▶ [Directions]: Search the material below for the string "Schriftart" and extract each line that has it.
[START Data in this exercise]
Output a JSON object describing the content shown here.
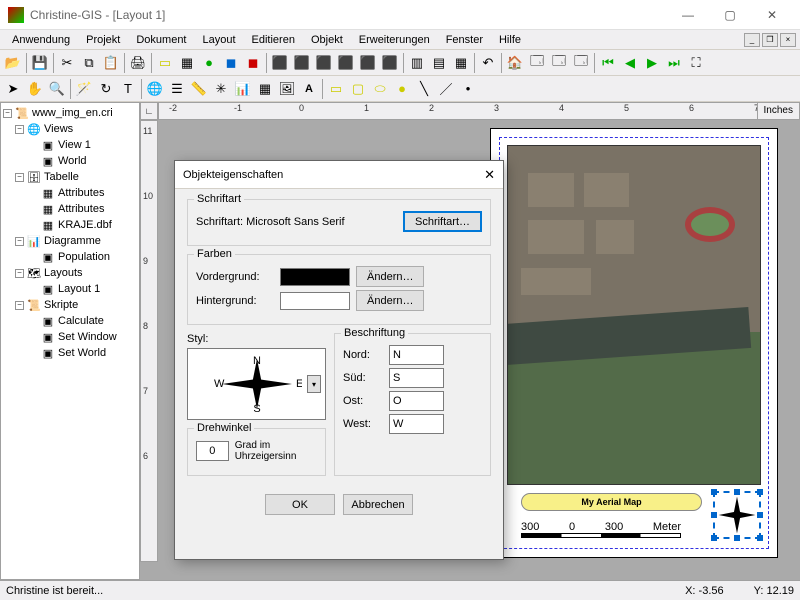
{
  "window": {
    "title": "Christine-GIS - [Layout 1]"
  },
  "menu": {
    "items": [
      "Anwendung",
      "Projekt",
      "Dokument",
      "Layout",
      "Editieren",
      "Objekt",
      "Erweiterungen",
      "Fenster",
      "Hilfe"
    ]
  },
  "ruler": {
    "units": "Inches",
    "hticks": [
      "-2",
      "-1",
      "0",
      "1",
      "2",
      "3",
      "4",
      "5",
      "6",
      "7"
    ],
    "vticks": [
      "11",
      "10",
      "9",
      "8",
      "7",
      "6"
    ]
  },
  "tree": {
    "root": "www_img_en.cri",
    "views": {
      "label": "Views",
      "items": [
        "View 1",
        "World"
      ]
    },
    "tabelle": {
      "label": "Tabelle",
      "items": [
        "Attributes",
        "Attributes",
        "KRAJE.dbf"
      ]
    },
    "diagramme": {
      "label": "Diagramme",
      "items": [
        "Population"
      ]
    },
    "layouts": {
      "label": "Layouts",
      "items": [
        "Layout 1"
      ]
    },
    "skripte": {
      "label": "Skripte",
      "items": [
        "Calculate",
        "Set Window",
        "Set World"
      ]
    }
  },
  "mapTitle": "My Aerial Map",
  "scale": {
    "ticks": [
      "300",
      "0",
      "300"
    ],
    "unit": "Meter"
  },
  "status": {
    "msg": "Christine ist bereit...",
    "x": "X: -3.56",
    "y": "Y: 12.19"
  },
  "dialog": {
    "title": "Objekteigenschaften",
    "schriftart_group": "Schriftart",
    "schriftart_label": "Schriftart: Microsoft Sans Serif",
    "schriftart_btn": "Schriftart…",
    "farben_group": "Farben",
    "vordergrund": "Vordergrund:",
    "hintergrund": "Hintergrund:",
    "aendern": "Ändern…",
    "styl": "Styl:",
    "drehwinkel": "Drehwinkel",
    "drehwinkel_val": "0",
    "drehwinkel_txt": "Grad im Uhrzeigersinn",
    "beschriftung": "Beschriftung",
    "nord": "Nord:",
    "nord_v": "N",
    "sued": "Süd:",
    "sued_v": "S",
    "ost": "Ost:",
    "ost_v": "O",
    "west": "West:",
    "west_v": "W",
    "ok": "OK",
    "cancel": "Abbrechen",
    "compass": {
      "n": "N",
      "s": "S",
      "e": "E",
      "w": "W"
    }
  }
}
[END Data in this exercise]
[START Data in this exercise]
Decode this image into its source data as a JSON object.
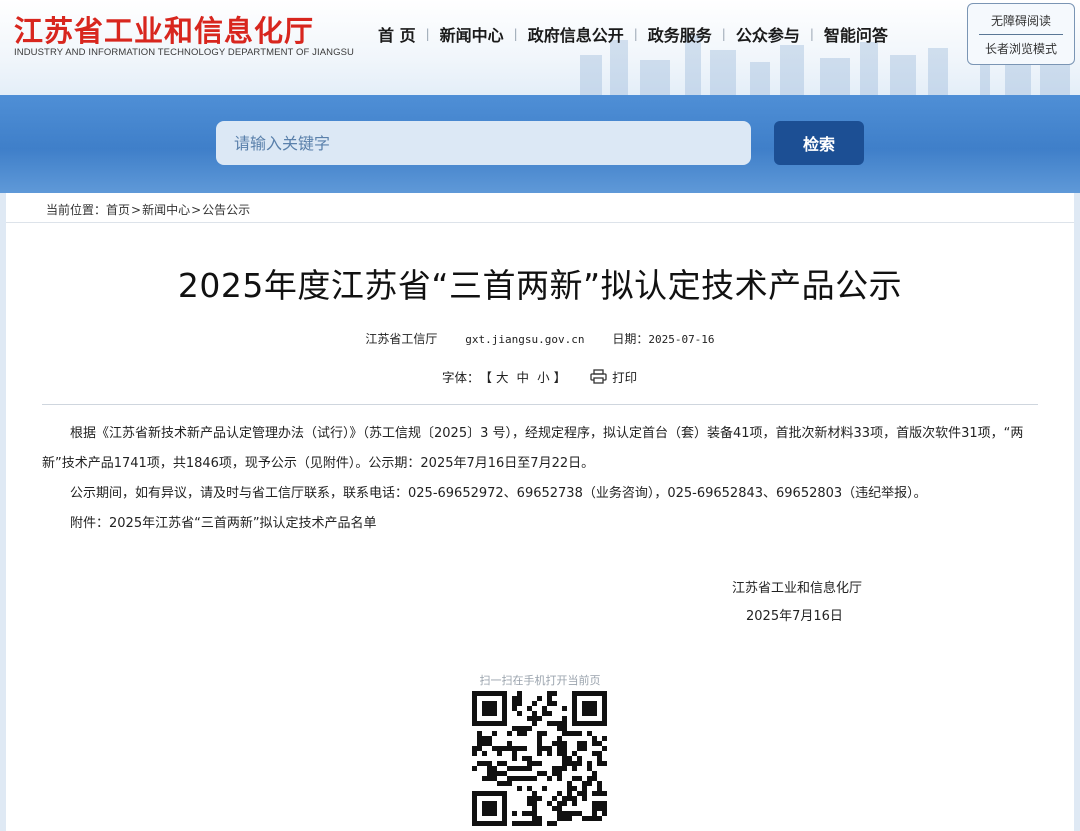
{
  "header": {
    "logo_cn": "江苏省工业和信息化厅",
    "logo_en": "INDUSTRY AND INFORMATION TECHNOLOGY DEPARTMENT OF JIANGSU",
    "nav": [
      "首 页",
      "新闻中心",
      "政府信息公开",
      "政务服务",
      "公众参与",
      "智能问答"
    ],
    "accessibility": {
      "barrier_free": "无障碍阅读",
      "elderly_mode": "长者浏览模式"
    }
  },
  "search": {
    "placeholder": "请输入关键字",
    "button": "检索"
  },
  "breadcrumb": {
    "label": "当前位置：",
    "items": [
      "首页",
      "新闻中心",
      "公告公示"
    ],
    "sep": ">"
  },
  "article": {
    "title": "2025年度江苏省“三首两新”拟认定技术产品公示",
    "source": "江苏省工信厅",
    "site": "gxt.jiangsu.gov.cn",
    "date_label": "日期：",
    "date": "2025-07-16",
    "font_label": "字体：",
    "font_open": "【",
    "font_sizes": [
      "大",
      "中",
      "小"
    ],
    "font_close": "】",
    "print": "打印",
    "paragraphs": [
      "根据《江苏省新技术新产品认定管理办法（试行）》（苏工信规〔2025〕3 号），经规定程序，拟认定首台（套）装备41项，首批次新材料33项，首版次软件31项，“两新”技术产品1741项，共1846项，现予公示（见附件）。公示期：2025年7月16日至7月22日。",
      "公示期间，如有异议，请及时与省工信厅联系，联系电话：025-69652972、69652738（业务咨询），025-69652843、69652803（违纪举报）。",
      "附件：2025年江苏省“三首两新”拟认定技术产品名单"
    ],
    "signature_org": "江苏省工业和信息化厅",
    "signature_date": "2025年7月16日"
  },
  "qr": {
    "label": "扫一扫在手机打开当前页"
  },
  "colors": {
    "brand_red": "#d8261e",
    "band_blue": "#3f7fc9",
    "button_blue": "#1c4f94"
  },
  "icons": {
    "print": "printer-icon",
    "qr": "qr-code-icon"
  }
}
[END Data in this exercise]
▶ [Task answer]:
    "schriftart_group": "Schriftart",
    "schriftart_label": "Schriftart: Microsoft Sans Serif",
    "schriftart_btn": "Schriftart…",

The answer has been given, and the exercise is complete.